◆ PROBLEM REQUIREMENTS ◆
Answer with one number: how many lines have "extention".

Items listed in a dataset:
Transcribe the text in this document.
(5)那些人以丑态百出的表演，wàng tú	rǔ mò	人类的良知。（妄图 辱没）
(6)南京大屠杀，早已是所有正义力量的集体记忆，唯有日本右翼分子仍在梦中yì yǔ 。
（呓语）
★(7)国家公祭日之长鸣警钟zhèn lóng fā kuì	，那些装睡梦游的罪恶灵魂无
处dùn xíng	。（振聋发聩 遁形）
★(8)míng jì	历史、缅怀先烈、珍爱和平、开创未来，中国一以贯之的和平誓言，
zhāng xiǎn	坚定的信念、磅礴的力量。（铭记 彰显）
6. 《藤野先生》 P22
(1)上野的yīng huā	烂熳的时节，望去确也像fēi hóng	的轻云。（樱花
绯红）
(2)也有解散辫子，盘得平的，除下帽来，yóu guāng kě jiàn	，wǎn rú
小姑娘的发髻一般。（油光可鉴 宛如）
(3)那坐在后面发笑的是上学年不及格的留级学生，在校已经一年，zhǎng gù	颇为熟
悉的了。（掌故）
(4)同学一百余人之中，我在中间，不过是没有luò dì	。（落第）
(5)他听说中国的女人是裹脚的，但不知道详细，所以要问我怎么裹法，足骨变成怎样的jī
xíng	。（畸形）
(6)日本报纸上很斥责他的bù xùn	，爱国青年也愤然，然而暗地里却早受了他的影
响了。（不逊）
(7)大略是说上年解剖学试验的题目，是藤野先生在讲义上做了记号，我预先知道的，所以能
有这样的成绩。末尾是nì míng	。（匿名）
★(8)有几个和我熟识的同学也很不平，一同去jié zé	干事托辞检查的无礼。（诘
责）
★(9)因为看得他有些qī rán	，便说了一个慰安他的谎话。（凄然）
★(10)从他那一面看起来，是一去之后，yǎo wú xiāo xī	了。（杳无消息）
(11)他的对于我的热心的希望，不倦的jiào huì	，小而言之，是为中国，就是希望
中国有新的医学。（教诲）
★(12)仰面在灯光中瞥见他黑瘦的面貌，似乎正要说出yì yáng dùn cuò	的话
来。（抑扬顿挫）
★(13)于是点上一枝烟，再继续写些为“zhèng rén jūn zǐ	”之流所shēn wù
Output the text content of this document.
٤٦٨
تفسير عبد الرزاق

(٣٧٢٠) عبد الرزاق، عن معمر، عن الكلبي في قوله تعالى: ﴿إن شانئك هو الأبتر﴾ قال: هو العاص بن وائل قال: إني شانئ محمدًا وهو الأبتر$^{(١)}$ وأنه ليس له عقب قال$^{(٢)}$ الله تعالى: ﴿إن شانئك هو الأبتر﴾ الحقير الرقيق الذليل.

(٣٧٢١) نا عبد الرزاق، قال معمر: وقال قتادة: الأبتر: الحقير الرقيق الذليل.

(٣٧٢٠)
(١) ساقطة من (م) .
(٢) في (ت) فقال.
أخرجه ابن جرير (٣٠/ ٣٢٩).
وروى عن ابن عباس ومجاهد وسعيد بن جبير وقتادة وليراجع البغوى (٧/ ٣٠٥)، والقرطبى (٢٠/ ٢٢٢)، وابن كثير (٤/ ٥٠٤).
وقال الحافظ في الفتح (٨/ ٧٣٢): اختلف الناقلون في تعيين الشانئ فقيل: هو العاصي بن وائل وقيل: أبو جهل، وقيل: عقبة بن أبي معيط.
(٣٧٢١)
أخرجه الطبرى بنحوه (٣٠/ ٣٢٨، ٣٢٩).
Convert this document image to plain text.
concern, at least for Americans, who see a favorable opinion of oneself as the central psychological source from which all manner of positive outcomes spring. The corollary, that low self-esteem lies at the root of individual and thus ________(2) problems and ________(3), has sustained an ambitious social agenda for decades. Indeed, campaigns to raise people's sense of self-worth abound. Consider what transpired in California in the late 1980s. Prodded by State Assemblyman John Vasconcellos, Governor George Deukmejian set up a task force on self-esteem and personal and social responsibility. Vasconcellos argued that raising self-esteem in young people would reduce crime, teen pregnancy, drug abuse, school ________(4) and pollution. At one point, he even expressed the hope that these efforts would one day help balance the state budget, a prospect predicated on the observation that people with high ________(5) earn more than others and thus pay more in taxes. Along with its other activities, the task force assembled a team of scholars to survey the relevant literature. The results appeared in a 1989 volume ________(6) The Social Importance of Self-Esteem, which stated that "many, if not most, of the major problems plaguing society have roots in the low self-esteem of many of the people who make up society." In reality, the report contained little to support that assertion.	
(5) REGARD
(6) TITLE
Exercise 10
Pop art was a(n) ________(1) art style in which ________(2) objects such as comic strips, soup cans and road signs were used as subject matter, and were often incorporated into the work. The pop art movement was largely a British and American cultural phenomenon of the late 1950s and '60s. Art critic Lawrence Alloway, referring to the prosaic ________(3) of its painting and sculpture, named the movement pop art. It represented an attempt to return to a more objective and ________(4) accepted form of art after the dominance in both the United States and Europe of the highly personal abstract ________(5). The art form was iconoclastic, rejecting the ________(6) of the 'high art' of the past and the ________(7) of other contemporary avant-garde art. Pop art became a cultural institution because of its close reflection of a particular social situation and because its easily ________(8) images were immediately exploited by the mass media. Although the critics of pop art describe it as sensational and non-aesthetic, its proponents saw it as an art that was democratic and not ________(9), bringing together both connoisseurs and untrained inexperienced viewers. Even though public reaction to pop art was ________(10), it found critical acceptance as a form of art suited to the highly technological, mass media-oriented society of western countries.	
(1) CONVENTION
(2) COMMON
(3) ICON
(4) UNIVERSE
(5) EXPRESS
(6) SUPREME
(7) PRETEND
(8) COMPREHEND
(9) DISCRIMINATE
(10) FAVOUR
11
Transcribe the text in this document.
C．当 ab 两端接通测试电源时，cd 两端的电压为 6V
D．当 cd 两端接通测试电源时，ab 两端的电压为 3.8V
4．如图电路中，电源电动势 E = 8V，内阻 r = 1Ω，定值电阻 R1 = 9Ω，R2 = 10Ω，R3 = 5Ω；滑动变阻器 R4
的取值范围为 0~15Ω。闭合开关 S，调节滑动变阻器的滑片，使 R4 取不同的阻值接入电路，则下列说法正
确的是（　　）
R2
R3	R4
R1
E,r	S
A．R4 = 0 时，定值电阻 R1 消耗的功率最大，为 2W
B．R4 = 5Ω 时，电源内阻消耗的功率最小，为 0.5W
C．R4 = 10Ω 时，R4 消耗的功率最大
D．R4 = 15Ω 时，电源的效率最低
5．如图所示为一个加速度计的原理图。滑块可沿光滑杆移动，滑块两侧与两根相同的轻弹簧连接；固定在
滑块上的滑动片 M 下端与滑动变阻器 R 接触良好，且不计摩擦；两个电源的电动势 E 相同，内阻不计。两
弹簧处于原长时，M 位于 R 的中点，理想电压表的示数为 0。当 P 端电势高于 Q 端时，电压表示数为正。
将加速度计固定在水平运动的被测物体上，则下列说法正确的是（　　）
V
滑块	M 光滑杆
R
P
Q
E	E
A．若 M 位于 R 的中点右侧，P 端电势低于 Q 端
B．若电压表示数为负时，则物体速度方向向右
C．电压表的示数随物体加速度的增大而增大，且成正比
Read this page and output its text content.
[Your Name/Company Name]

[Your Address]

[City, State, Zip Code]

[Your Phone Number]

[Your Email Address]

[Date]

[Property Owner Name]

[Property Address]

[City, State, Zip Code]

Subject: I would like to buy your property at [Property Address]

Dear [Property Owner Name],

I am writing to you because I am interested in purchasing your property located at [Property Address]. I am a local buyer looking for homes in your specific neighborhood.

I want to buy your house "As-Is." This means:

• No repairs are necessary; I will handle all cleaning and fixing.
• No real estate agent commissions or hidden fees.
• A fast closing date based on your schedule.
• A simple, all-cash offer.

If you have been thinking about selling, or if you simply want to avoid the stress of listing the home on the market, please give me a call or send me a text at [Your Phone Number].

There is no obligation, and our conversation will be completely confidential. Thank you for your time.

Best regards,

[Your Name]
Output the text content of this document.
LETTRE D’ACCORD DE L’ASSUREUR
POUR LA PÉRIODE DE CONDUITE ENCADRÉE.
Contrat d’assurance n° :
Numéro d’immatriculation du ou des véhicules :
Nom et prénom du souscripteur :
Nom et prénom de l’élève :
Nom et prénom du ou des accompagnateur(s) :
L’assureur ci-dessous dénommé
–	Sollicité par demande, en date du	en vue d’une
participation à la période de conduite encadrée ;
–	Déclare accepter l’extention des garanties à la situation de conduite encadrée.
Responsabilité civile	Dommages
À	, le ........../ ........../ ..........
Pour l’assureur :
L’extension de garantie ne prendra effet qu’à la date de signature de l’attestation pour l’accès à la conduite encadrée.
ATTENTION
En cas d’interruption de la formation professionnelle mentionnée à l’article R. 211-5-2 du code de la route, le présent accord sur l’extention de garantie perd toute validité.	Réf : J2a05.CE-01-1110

◆ TASK ANSWER ◆
2